# [TASK OBJECTIVE]
Please reproduce the material below word for word, from its first line down through the line containing "comment-meta: 1 d 2 likes Reply <box>158 630".
##### RECORDS
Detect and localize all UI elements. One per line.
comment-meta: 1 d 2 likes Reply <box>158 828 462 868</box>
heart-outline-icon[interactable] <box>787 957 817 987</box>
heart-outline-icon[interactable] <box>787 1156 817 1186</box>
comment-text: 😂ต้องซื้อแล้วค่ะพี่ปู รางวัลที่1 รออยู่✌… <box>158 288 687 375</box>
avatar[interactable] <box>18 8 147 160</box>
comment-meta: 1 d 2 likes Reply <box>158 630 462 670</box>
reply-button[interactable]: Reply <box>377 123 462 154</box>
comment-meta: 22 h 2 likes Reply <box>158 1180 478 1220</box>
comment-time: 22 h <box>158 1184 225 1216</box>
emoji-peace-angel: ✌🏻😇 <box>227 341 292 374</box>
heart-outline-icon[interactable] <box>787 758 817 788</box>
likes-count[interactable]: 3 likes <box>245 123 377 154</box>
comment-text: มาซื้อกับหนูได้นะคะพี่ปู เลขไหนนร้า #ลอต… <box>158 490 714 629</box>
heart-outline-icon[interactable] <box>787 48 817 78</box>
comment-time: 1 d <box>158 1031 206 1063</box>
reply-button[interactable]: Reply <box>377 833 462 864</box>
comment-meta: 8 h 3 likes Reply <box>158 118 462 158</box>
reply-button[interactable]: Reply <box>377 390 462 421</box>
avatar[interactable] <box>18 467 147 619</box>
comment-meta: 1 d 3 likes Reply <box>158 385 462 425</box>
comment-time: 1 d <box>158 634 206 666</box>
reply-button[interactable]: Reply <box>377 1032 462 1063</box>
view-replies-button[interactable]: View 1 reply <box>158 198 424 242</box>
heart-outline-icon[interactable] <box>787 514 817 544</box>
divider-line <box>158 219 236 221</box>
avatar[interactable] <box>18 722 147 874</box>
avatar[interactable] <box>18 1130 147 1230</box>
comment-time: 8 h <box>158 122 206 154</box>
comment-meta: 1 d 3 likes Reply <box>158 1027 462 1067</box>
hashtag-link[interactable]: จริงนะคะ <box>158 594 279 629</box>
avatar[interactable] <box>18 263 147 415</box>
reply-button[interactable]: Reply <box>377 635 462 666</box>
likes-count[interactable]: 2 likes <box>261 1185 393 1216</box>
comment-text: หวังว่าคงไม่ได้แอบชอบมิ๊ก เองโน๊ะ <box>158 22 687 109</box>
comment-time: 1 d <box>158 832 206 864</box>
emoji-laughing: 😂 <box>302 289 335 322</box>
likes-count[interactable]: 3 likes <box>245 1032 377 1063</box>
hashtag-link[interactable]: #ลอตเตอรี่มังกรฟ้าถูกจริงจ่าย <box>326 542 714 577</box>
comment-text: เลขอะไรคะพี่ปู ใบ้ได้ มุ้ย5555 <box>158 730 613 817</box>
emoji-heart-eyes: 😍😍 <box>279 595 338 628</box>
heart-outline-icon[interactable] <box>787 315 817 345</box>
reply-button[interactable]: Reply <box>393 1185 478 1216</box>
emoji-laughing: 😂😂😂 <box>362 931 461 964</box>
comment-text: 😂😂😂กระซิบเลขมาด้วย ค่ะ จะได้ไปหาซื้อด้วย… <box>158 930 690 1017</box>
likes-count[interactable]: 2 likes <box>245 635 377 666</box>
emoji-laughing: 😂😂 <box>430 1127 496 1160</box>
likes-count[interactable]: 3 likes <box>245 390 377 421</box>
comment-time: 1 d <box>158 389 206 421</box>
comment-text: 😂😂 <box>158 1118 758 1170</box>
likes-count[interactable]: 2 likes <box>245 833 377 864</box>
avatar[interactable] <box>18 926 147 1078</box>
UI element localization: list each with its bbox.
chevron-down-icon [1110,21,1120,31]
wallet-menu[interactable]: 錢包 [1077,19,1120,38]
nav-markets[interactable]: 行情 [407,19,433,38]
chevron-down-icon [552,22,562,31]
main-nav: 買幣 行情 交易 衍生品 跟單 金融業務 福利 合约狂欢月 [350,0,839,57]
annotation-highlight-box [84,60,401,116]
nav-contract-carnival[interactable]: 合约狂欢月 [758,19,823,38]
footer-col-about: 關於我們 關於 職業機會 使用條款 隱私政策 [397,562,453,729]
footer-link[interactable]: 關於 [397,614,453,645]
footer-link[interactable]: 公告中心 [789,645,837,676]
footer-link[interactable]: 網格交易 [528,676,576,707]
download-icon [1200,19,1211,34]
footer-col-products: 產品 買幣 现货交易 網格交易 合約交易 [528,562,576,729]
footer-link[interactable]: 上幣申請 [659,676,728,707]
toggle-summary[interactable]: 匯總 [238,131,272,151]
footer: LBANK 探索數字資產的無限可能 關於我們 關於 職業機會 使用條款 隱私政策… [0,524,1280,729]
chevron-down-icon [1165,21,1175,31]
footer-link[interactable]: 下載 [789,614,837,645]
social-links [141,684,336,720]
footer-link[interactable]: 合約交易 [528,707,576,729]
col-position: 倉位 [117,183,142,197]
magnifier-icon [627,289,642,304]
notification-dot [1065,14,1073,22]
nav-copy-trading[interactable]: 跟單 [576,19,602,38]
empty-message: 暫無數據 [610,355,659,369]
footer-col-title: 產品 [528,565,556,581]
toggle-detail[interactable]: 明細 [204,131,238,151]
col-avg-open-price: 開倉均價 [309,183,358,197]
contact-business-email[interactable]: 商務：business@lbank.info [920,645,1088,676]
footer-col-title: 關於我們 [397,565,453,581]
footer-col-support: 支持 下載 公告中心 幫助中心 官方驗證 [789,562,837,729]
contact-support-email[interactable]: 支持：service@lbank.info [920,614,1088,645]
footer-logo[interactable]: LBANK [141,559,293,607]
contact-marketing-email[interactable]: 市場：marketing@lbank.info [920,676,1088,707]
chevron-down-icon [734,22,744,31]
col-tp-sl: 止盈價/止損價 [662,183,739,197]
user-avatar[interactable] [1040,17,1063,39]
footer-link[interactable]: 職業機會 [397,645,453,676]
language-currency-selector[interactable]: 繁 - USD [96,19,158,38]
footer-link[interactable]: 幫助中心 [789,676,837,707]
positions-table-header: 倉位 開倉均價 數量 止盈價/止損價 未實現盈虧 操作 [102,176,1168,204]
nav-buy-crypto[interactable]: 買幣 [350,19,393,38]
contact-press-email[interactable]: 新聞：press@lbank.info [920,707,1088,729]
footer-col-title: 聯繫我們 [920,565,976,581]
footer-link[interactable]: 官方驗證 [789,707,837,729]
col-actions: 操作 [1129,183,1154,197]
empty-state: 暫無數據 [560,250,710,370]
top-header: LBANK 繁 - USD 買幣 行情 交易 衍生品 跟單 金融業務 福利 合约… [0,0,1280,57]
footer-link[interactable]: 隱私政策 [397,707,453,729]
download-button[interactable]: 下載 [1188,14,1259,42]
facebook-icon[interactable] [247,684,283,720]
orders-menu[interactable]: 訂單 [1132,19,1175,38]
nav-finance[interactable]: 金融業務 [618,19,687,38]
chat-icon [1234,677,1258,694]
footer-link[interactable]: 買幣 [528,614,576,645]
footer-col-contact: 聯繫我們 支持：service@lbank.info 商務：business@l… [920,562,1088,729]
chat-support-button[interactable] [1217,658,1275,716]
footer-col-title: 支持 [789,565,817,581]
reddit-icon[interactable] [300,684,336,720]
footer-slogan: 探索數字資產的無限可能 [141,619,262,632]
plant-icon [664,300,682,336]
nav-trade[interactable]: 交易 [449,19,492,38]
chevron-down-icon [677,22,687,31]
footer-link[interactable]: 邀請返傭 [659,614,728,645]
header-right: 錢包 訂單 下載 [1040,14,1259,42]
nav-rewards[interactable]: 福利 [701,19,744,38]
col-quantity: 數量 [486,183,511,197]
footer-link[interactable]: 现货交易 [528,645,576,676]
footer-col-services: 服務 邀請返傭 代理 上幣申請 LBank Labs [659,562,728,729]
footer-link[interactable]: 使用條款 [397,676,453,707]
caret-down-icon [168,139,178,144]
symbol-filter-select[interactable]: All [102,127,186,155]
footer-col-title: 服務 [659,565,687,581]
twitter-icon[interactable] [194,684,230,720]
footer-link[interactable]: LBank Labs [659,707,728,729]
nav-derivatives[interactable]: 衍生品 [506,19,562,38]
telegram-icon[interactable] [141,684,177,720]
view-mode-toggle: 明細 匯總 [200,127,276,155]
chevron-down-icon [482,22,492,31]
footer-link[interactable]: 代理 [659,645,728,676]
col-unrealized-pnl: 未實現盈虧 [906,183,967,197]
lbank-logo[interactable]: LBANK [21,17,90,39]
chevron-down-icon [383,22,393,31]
##########
# [FULL SOLUTION]
Detect and localize all UI elements. One per line.
comment-meta: 1 d 2 likes Reply <box>158 828 462 868</box>
heart-outline-icon[interactable] <box>787 957 817 987</box>
heart-outline-icon[interactable] <box>787 1156 817 1186</box>
comment-text: 😂ต้องซื้อแล้วค่ะพี่ปู รางวัลที่1 รออยู่✌… <box>158 288 687 375</box>
avatar[interactable] <box>18 8 147 160</box>
comment-meta: 1 d 2 likes Reply <box>158 630 462 670</box>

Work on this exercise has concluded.